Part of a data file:
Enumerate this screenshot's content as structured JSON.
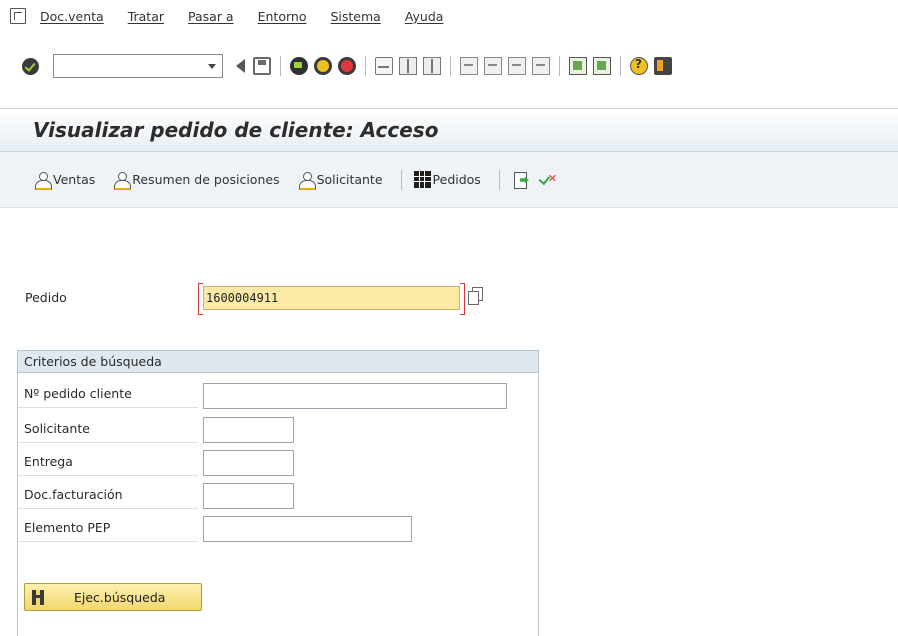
{
  "menubar": {
    "items": [
      "Doc.venta",
      "Tratar",
      "Pasar a",
      "Entorno",
      "Sistema",
      "Ayuda"
    ]
  },
  "toolbar": {
    "command_value": "",
    "icons": [
      "back-icon",
      "save-icon",
      "green-back-icon",
      "exit-icon",
      "cancel-icon",
      "print-icon",
      "find-icon",
      "find-next-icon",
      "first-page-icon",
      "previous-page-icon",
      "next-page-icon",
      "last-page-icon",
      "new-session-icon",
      "shortcut-icon",
      "help-icon",
      "customize-layout-icon"
    ]
  },
  "title": "Visualizar pedido de cliente: Acceso",
  "app_toolbar": {
    "ventas": "Ventas",
    "resumen": "Resumen de posiciones",
    "solicitante": "Solicitante",
    "pedidos": "Pedidos"
  },
  "pedido": {
    "label": "Pedido",
    "value": "1600004911"
  },
  "criterios": {
    "title": "Criterios de búsqueda",
    "rows": [
      {
        "label": "Nº pedido cliente",
        "value": ""
      },
      {
        "label": "Solicitante",
        "value": ""
      },
      {
        "label": "Entrega",
        "value": ""
      },
      {
        "label": "Doc.facturación",
        "value": ""
      },
      {
        "label": "Elemento PEP",
        "value": ""
      }
    ],
    "search_button": "Ejec.búsqueda"
  },
  "colors": {
    "title_bar": "#e6edf3",
    "app_toolbar": "#eef3f7",
    "required_field": "#fde9a6",
    "button": "#f3d86c"
  }
}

- **Exercise instructions**
Pick out every line of the listing containing the word "Solicitante", and show those lines.

- **Result**
    "solicitante": "Solicitante",
        "label": "Solicitante",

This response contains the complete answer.